### What you are asked to do:
Repeat the listing that follows, character for character, minus the pictures.

────────

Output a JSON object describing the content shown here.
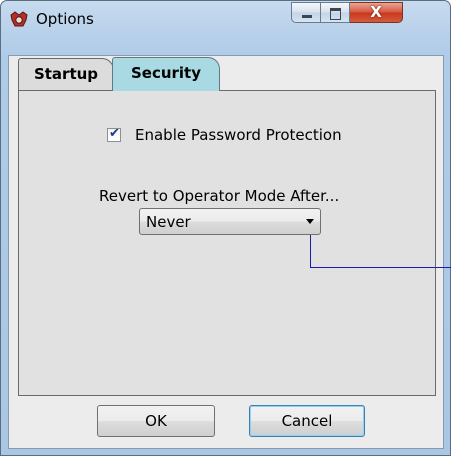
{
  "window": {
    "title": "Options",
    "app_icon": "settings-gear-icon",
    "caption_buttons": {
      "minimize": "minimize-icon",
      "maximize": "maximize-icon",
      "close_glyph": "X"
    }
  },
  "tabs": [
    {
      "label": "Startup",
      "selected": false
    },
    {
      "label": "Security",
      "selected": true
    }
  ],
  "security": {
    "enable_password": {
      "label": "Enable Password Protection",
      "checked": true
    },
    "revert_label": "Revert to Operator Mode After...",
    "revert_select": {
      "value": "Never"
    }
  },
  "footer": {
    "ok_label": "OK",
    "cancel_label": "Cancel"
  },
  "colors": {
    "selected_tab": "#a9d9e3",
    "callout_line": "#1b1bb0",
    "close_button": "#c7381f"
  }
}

────────

### Solved problem:
Output a JSON object describing the content shown here.
{
  "window": {
    "title": "Options",
    "app_icon": "settings-gear-icon",
    "caption_buttons": {
      "minimize": "minimize-icon",
      "maximize": "maximize-icon",
      "close_glyph": "X"
    }
  },
  "tabs": [
    {
      "label": "Startup",
      "selected": false
    },
    {
      "label": "Security",
      "selected": true
    }
  ],
  "security": {
    "enable_password": {
      "label": "Enable Password Protection",
      "checked": true
    },
    "revert_label": "Revert to Operator Mode After...",
    "revert_select": {
      "value": "Never"
    }
  },
  "footer": {
    "ok_label": "OK",
    "cancel_label": "Cancel"
  },
  "colors": {
    "selected_tab": "#a9d9e3",
    "callout_line": "#1b1bb0",
    "close_button": "#c7381f"
  }
}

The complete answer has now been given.